* _Exercise objective_: Check each line of the records below for the word "plastic" and copy those where it appears.

☆ ☆ ☆

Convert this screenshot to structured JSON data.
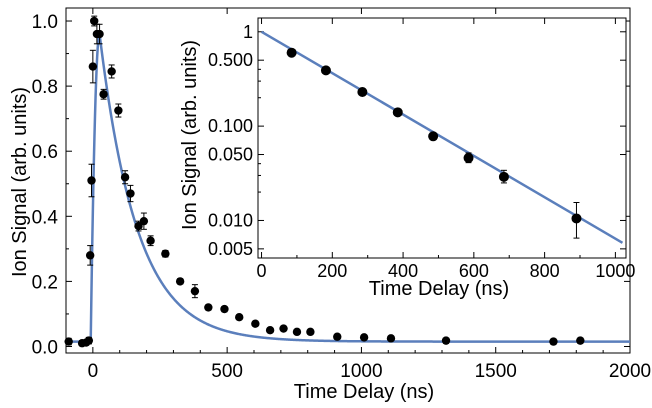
{
  "chart_data": [
    {
      "type": "scatter",
      "title": "",
      "xlabel": "Time Delay (ns)",
      "ylabel": "Ion Signal (arb. units)",
      "xlim": [
        -100,
        2000
      ],
      "ylim": [
        -0.02,
        1.04
      ],
      "xticks": [
        0,
        500,
        1000,
        1500,
        2000
      ],
      "yticks": [
        0.0,
        0.2,
        0.4,
        0.6,
        0.8,
        1.0
      ],
      "ytick_labels": [
        "0.0",
        "0.2",
        "0.4",
        "0.6",
        "0.8",
        "1.0"
      ],
      "grid": false,
      "legend": "none",
      "line_color": "#5b7fbc",
      "marker_color": "#000000",
      "series": [
        {
          "style": "markers-with-error-bars",
          "points": [
            {
              "x": -90,
              "y": 0.015,
              "err": 0.01
            },
            {
              "x": -40,
              "y": 0.01,
              "err": 0.008
            },
            {
              "x": -25,
              "y": 0.012,
              "err": 0.008
            },
            {
              "x": -15,
              "y": 0.018,
              "err": 0.01
            },
            {
              "x": -10,
              "y": 0.28,
              "err": 0.03
            },
            {
              "x": -5,
              "y": 0.51,
              "err": 0.05
            },
            {
              "x": 0,
              "y": 0.86,
              "err": 0.05
            },
            {
              "x": 5,
              "y": 1.0,
              "err": 0.015
            },
            {
              "x": 15,
              "y": 0.96,
              "err": 0.03
            },
            {
              "x": 25,
              "y": 0.96,
              "err": 0.03
            },
            {
              "x": 40,
              "y": 0.775,
              "err": 0.015
            },
            {
              "x": 70,
              "y": 0.845,
              "err": 0.02
            },
            {
              "x": 95,
              "y": 0.725,
              "err": 0.02
            },
            {
              "x": 120,
              "y": 0.52,
              "err": 0.02
            },
            {
              "x": 140,
              "y": 0.47,
              "err": 0.025
            },
            {
              "x": 170,
              "y": 0.37,
              "err": 0.015
            },
            {
              "x": 190,
              "y": 0.385,
              "err": 0.025
            },
            {
              "x": 215,
              "y": 0.325,
              "err": 0.015
            },
            {
              "x": 270,
              "y": 0.285,
              "err": 0.01
            },
            {
              "x": 325,
              "y": 0.2,
              "err": 0.008
            },
            {
              "x": 380,
              "y": 0.17,
              "err": 0.02
            },
            {
              "x": 430,
              "y": 0.12,
              "err": 0.008
            },
            {
              "x": 490,
              "y": 0.115,
              "err": 0.008
            },
            {
              "x": 545,
              "y": 0.09,
              "err": 0.006
            },
            {
              "x": 605,
              "y": 0.07,
              "err": 0.006
            },
            {
              "x": 660,
              "y": 0.05,
              "err": 0.005
            },
            {
              "x": 710,
              "y": 0.055,
              "err": 0.005
            },
            {
              "x": 760,
              "y": 0.045,
              "err": 0.005
            },
            {
              "x": 810,
              "y": 0.045,
              "err": 0.005
            },
            {
              "x": 910,
              "y": 0.03,
              "err": 0.004
            },
            {
              "x": 1010,
              "y": 0.028,
              "err": 0.004
            },
            {
              "x": 1110,
              "y": 0.025,
              "err": 0.004
            },
            {
              "x": 1315,
              "y": 0.018,
              "err": 0.004
            },
            {
              "x": 1715,
              "y": 0.015,
              "err": 0.004
            },
            {
              "x": 1815,
              "y": 0.018,
              "err": 0.004
            }
          ]
        },
        {
          "style": "fit-line",
          "model": "exponential rise and decay",
          "rise_start_x": -8,
          "peak_x": 25,
          "peak_y": 0.96,
          "baseline_y": 0.015,
          "decay_time_ns": 140
        }
      ]
    },
    {
      "type": "scatter",
      "title": "",
      "xlabel": "Time Delay (ns)",
      "ylabel": "Ion Signal (arb. units)",
      "xlim": [
        -10,
        1030
      ],
      "ylim": [
        0.004,
        1.4
      ],
      "yscale": "log",
      "xticks": [
        0,
        200,
        400,
        600,
        800,
        1000
      ],
      "yticks": [
        1,
        0.5,
        0.1,
        0.05,
        0.01,
        0.005
      ],
      "ytick_labels": [
        "1",
        "0.500",
        "0.100",
        "0.050",
        "0.010",
        "0.005"
      ],
      "grid": false,
      "legend": "none",
      "placement": "inset top-right",
      "line_color": "#5b7fbc",
      "marker_color": "#000000",
      "series": [
        {
          "style": "markers-with-error-bars",
          "points": [
            {
              "x": 85,
              "y": 0.6,
              "err_low": 0.04,
              "err_high": 0.04
            },
            {
              "x": 182,
              "y": 0.39,
              "err_low": 0.025,
              "err_high": 0.025
            },
            {
              "x": 285,
              "y": 0.23,
              "err_low": 0.015,
              "err_high": 0.015
            },
            {
              "x": 385,
              "y": 0.14,
              "err_low": 0.01,
              "err_high": 0.01
            },
            {
              "x": 485,
              "y": 0.078,
              "err_low": 0.006,
              "err_high": 0.006
            },
            {
              "x": 585,
              "y": 0.046,
              "err_low": 0.005,
              "err_high": 0.006
            },
            {
              "x": 685,
              "y": 0.029,
              "err_low": 0.004,
              "err_high": 0.005
            },
            {
              "x": 890,
              "y": 0.0105,
              "err_low": 0.004,
              "err_high": 0.005
            }
          ]
        },
        {
          "style": "fit-line",
          "x": [
            0,
            1020
          ],
          "y": [
            1.0,
            0.0058
          ]
        }
      ]
    }
  ]
}
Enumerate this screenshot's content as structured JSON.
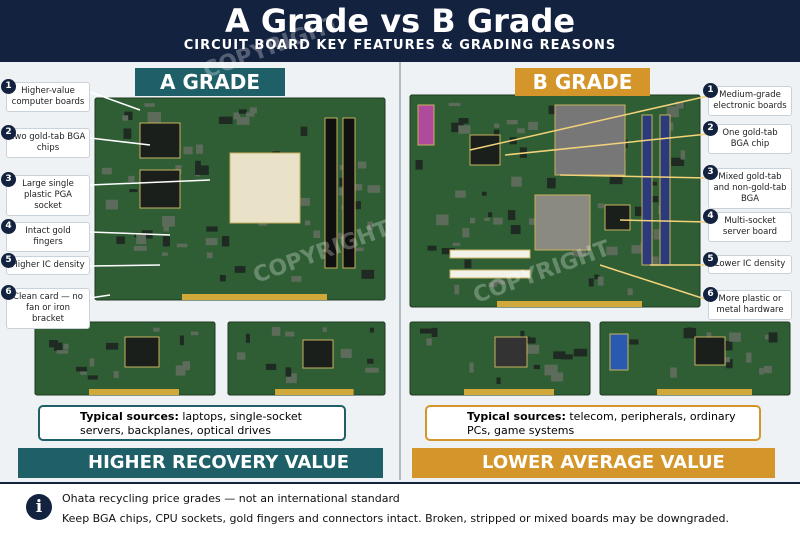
{
  "header": {
    "title": "A Grade vs B Grade",
    "subtitle": "CIRCUIT BOARD KEY FEATURES & GRADING REASONS"
  },
  "watermark": "COPYRIGHT",
  "a_grade": {
    "heading": "A GRADE",
    "features": [
      {
        "number": "1",
        "text": "Higher-value computer boards"
      },
      {
        "number": "2",
        "text": "Two gold-tab BGA chips"
      },
      {
        "number": "3",
        "text": "Large single plastic PGA socket"
      },
      {
        "number": "4",
        "text": "Intact gold fingers"
      },
      {
        "number": "5",
        "text": "Higher IC density"
      },
      {
        "number": "6",
        "text": "Clean card — no fan or iron bracket"
      }
    ],
    "sources_label": "Typical sources:",
    "sources_text": "laptops, single-socket servers, backplanes, optical drives",
    "value": "HIGHER RECOVERY VALUE"
  },
  "b_grade": {
    "heading": "B GRADE",
    "features": [
      {
        "number": "1",
        "text": "Medium-grade electronic boards"
      },
      {
        "number": "2",
        "text": "One gold-tab BGA chip"
      },
      {
        "number": "3",
        "text": "Mixed gold-tab and non-gold-tab BGA"
      },
      {
        "number": "4",
        "text": "Multi-socket server board"
      },
      {
        "number": "5",
        "text": "Lower IC density"
      },
      {
        "number": "6",
        "text": "More plastic or metal hardware"
      }
    ],
    "sources_label": "Typical sources:",
    "sources_text": "telecom, peripherals, ordinary PCs, game systems",
    "value": "LOWER AVERAGE VALUE"
  },
  "footer": {
    "line1": "Ohata recycling price grades — not an international standard",
    "line2": "Keep BGA chips, CPU sockets, gold fingers and connectors intact. Broken, stripped or mixed boards may be downgraded."
  }
}
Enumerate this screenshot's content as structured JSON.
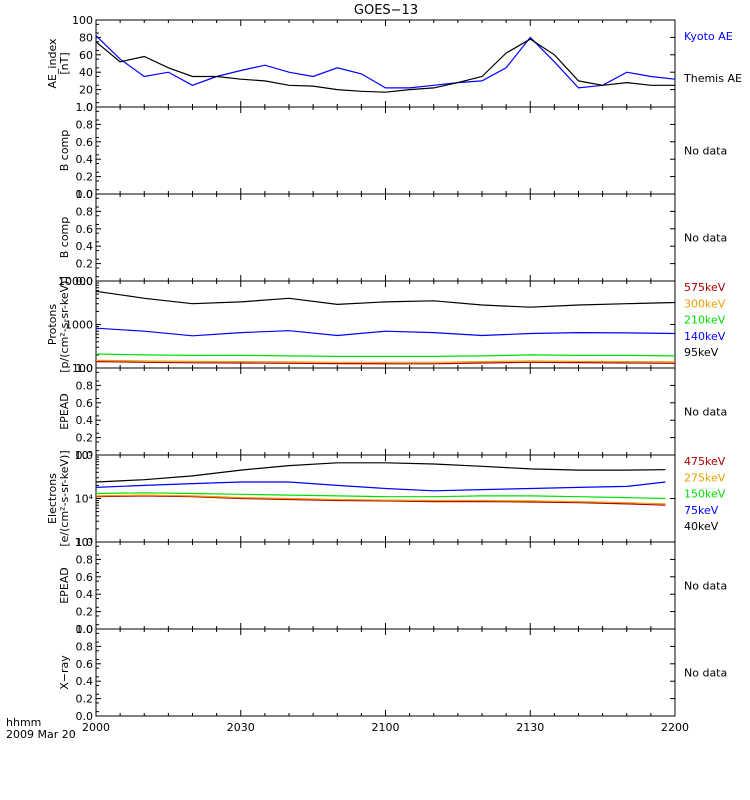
{
  "title": "GOES−13",
  "no_data_text": "No data",
  "time_axis": {
    "unit_label": "hhmm",
    "date_label": "2009 Mar 20",
    "tick_labels": [
      "2000",
      "2030",
      "2100",
      "2130",
      "2200"
    ]
  },
  "colors": {
    "black": "#000000",
    "blue": "#0000ff",
    "green": "#00e000",
    "orange": "#e8a000",
    "red": "#b00000",
    "axis": "#000000"
  },
  "chart_data": [
    {
      "type": "line",
      "ylabel": "AE_index [nT]",
      "ylim": [
        0,
        100
      ],
      "yticks": [
        "0",
        "20",
        "40",
        "60",
        "80",
        "100"
      ],
      "x": [
        "20:00",
        "20:05",
        "20:10",
        "20:15",
        "20:20",
        "20:25",
        "20:30",
        "20:35",
        "20:40",
        "20:45",
        "20:50",
        "20:55",
        "21:00",
        "21:05",
        "21:10",
        "21:15",
        "21:20",
        "21:25",
        "21:30",
        "21:35",
        "21:40",
        "21:45",
        "21:50",
        "21:55",
        "22:00"
      ],
      "series": [
        {
          "name": "Kyoto AE",
          "color": "blue",
          "values": [
            82,
            55,
            35,
            40,
            25,
            35,
            42,
            48,
            40,
            35,
            45,
            38,
            22,
            22,
            25,
            28,
            30,
            45,
            80,
            52,
            22,
            25,
            40,
            35,
            32
          ]
        },
        {
          "name": "Themis AE",
          "color": "black",
          "values": [
            75,
            52,
            58,
            45,
            35,
            35,
            32,
            30,
            25,
            24,
            20,
            18,
            17,
            20,
            22,
            28,
            35,
            62,
            78,
            60,
            30,
            25,
            28,
            25,
            25
          ]
        }
      ]
    },
    {
      "type": "line",
      "ylabel": "B comp",
      "ylim": [
        0,
        1.0
      ],
      "yticks": [
        "0.0",
        "0.2",
        "0.4",
        "0.6",
        "0.8",
        "1.0"
      ],
      "series": [],
      "status": "No data"
    },
    {
      "type": "line",
      "ylabel": "B comp",
      "ylim": [
        0,
        1.0
      ],
      "yticks": [
        "0.0",
        "0.2",
        "0.4",
        "0.6",
        "0.8",
        "1.0"
      ],
      "series": [],
      "status": "No data"
    },
    {
      "type": "line",
      "ylabel": "Protons [p/(cm²-s-sr-keV)]",
      "yscale": "log",
      "ylim": [
        100,
        10000
      ],
      "yticks": [
        "100",
        "1000",
        "10000"
      ],
      "x": [
        "20:00",
        "20:10",
        "20:20",
        "20:30",
        "20:40",
        "20:50",
        "21:00",
        "21:10",
        "21:20",
        "21:30",
        "21:40",
        "21:50",
        "22:00"
      ],
      "series": [
        {
          "name": "575keV",
          "color": "red",
          "values": [
            140,
            135,
            132,
            130,
            128,
            126,
            125,
            125,
            130,
            135,
            133,
            130,
            128
          ]
        },
        {
          "name": "300keV",
          "color": "orange",
          "values": [
            150,
            145,
            142,
            140,
            138,
            135,
            135,
            135,
            140,
            145,
            142,
            140,
            138
          ]
        },
        {
          "name": "210keV",
          "color": "green",
          "values": [
            210,
            200,
            195,
            195,
            190,
            185,
            185,
            185,
            190,
            200,
            195,
            195,
            190
          ]
        },
        {
          "name": "140keV",
          "color": "blue",
          "values": [
            820,
            700,
            550,
            650,
            720,
            560,
            700,
            650,
            560,
            620,
            650,
            640,
            620
          ]
        },
        {
          "name": "95keV",
          "color": "black",
          "values": [
            5800,
            4000,
            3000,
            3300,
            4000,
            2900,
            3300,
            3500,
            2800,
            2500,
            2800,
            3000,
            3200
          ]
        }
      ]
    },
    {
      "type": "line",
      "ylabel": "EPEAD",
      "ylim": [
        0,
        1.0
      ],
      "yticks": [
        "0.0",
        "0.2",
        "0.4",
        "0.6",
        "0.8",
        "1.0"
      ],
      "series": [],
      "status": "No data"
    },
    {
      "type": "line",
      "ylabel": "Electrons [e/(cm²-s-sr-keV)]",
      "yscale": "log",
      "ylim": [
        1000,
        100000
      ],
      "yticks": [
        "10³",
        "10⁴",
        "10⁵"
      ],
      "x": [
        "20:00",
        "20:10",
        "20:20",
        "20:30",
        "20:40",
        "20:50",
        "21:00",
        "21:10",
        "21:20",
        "21:30",
        "21:40",
        "21:50",
        "21:58"
      ],
      "series": [
        {
          "name": "475keV",
          "color": "red",
          "values": [
            11000,
            11500,
            11000,
            10000,
            9500,
            9000,
            8800,
            8500,
            8500,
            8300,
            8000,
            7500,
            7000
          ]
        },
        {
          "name": "275keV",
          "color": "orange",
          "values": [
            11500,
            12000,
            11500,
            10500,
            10000,
            9500,
            9200,
            9000,
            9000,
            8800,
            8500,
            8000,
            7500
          ]
        },
        {
          "name": "150keV",
          "color": "green",
          "values": [
            13000,
            13500,
            13000,
            12500,
            12000,
            11500,
            11000,
            11000,
            11500,
            11500,
            11000,
            10500,
            10000
          ]
        },
        {
          "name": "75keV",
          "color": "blue",
          "values": [
            18000,
            20000,
            22000,
            24000,
            24000,
            20000,
            17000,
            15000,
            16000,
            17000,
            18000,
            19000,
            24000
          ]
        },
        {
          "name": "40keV",
          "color": "black",
          "values": [
            24000,
            27000,
            33000,
            45000,
            57000,
            66000,
            66000,
            62000,
            55000,
            48000,
            45000,
            45000,
            46000
          ]
        }
      ]
    },
    {
      "type": "line",
      "ylabel": "EPEAD",
      "ylim": [
        0,
        1.0
      ],
      "yticks": [
        "0.0",
        "0.2",
        "0.4",
        "0.6",
        "0.8",
        "1.0"
      ],
      "series": [],
      "status": "No data"
    },
    {
      "type": "line",
      "ylabel": "X−ray",
      "ylim": [
        0,
        1.0
      ],
      "yticks": [
        "0.0",
        "0.2",
        "0.4",
        "0.6",
        "0.8",
        "1.0"
      ],
      "series": [],
      "status": "No data"
    }
  ]
}
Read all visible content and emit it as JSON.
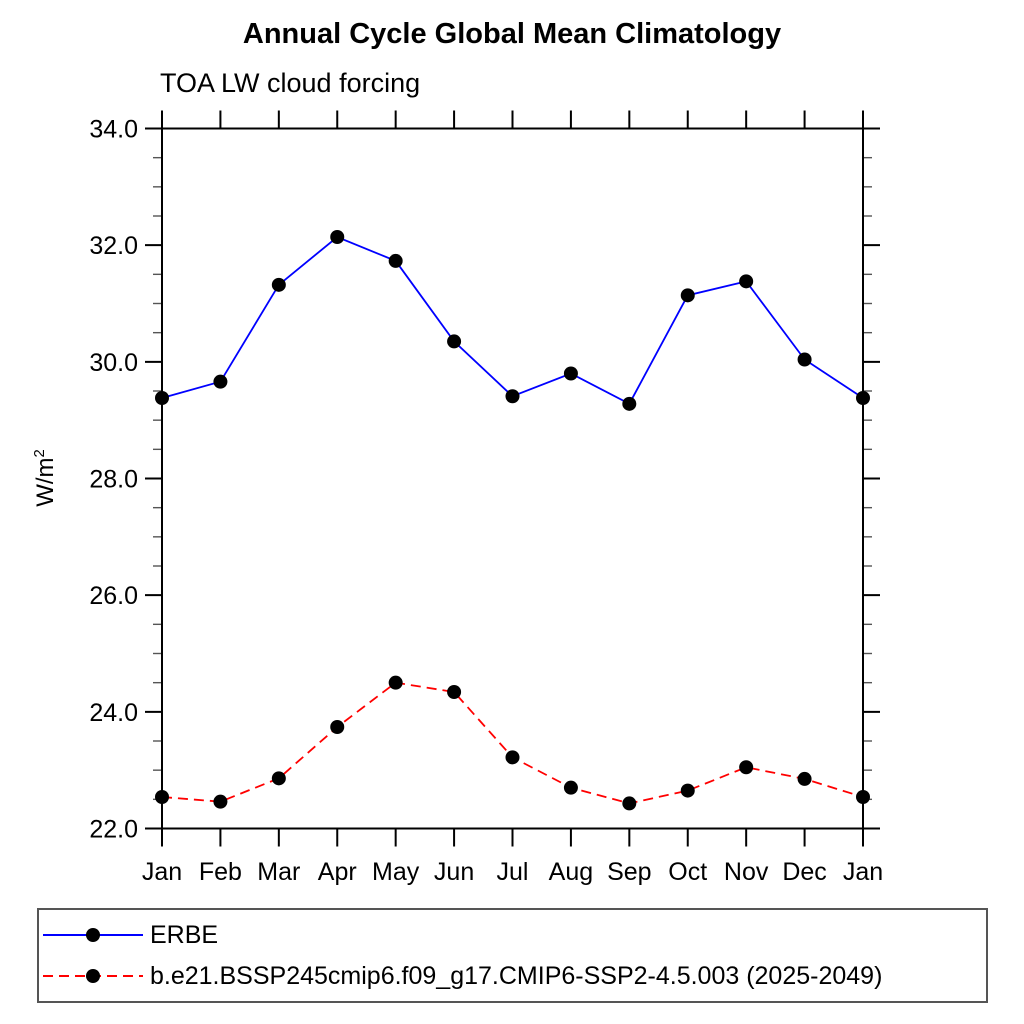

☆ ☆ ☆

* _Solution to this task_:
        "text": "Large single plastic PGA socket"
        "text": "More plastic or metal hardware"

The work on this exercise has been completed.